* START *

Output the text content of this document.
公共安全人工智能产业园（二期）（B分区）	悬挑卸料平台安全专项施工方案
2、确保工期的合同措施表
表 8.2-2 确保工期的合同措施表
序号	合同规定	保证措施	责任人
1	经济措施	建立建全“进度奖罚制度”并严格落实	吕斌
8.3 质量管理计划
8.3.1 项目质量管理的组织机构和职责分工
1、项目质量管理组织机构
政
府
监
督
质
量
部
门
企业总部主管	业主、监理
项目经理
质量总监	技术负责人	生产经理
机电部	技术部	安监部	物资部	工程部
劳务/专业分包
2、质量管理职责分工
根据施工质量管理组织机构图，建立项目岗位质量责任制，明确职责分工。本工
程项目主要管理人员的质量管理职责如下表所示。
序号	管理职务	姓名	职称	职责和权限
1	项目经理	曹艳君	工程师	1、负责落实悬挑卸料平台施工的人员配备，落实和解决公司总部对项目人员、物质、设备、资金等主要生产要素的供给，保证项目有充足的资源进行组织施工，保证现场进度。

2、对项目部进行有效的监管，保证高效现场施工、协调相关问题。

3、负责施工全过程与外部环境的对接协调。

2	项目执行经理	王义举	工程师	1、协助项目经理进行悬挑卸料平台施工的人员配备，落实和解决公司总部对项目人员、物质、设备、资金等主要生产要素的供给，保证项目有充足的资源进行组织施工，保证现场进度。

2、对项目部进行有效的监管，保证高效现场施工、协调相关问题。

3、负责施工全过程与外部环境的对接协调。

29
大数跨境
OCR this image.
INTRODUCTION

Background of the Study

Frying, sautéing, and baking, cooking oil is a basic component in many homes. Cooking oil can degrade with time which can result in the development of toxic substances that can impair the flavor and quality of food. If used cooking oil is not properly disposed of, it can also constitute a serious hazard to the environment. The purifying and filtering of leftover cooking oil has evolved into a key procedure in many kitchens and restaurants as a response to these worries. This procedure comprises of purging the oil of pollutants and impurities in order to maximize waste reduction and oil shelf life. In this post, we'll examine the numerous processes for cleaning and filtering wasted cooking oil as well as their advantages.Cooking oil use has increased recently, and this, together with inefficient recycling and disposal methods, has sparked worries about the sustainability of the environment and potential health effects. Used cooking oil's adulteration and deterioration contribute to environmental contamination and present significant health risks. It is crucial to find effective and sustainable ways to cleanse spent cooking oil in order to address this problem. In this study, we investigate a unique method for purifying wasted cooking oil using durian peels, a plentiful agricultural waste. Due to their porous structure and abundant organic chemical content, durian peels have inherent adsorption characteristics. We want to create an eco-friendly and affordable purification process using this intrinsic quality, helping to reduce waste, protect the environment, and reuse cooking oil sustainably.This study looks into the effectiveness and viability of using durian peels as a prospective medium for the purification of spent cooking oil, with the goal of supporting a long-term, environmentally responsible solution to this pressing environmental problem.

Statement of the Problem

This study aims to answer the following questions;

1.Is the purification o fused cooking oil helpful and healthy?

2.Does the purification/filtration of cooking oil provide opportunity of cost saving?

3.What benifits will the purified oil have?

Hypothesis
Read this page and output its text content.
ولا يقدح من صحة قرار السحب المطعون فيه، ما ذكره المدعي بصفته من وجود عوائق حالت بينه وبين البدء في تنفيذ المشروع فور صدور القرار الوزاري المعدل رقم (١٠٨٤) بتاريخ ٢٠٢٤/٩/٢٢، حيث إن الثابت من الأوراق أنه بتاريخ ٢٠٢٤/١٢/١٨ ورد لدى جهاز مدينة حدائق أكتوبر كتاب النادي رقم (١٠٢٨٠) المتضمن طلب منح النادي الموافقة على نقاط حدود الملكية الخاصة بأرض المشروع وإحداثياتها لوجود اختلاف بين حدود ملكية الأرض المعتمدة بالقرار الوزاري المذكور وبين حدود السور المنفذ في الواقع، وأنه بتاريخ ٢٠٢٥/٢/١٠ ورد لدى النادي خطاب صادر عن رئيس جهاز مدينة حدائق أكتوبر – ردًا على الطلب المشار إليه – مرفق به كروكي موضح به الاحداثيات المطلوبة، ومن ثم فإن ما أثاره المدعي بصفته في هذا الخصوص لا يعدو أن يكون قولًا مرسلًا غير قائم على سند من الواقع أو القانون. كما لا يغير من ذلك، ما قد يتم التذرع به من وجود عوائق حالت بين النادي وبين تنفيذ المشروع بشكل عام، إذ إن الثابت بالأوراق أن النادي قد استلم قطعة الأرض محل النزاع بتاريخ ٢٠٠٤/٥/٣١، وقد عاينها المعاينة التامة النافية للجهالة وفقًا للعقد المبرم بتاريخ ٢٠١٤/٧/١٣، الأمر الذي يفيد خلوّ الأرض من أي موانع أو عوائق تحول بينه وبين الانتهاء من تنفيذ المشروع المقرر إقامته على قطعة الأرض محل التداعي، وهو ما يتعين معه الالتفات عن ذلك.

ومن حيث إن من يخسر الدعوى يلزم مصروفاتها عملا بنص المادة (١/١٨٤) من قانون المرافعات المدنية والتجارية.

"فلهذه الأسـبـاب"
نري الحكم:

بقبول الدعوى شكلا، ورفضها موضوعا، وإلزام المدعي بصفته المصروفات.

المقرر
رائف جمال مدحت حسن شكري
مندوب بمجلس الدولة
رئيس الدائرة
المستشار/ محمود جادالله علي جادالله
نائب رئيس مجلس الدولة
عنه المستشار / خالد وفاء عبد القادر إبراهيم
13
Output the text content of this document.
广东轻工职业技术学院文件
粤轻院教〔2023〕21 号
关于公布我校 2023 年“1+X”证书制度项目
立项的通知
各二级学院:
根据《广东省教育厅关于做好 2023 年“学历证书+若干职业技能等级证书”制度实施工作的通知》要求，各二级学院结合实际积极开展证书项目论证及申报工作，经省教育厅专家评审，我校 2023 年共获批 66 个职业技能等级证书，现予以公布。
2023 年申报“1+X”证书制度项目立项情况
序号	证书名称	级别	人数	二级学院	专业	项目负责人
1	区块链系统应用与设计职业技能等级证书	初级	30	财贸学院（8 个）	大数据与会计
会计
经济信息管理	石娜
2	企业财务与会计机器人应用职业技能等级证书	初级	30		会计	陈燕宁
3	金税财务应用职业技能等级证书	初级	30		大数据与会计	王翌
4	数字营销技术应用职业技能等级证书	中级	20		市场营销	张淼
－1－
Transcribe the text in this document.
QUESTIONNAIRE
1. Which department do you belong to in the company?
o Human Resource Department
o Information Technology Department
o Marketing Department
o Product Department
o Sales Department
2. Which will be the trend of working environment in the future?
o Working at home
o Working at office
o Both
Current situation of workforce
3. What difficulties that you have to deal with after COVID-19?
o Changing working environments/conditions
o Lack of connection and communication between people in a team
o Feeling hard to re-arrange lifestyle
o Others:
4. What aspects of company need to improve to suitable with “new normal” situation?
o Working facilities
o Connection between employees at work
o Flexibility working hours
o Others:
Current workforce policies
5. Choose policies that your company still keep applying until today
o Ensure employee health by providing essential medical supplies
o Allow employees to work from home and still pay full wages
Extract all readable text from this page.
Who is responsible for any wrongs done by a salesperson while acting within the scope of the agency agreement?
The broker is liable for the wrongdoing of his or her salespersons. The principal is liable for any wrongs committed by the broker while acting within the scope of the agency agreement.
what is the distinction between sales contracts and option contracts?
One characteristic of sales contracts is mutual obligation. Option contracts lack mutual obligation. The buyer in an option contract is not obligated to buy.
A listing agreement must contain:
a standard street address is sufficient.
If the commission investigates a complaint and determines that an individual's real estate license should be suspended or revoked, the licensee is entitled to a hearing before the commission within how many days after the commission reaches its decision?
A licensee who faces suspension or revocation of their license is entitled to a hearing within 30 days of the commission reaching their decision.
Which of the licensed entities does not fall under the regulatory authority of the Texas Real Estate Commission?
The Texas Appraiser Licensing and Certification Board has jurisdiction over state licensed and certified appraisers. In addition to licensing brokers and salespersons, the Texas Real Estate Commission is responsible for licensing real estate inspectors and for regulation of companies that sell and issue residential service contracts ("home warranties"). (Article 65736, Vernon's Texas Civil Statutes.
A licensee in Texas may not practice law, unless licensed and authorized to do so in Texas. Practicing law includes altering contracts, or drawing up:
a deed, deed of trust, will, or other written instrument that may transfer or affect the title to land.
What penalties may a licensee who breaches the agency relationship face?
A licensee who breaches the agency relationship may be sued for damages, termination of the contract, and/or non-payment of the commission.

* END *

▶ _INSTRUCTIONS TO FOLLOW_
Find and copy each line above that includes the string "licensed".

▶ _RESULT FOR THIS EXERCISE_
Which of the licensed entities does not fall under the regulatory authority of the Texas Real Estate Commission?
The Texas Appraiser Licensing and Certification Board has jurisdiction over state licensed and certified appraisers. In addition to licensing brokers and salespersons, the Texas Real Estate Commission is responsible for licensing real estate inspectors and for regulation of companies that sell and issue residential service contracts ("home warranties"). (Article 65736, Vernon's Texas Civil Statutes.
A licensee in Texas may not practice law, unless licensed and authorized to do so in Texas. Practicing law includes altering contracts, or drawing up:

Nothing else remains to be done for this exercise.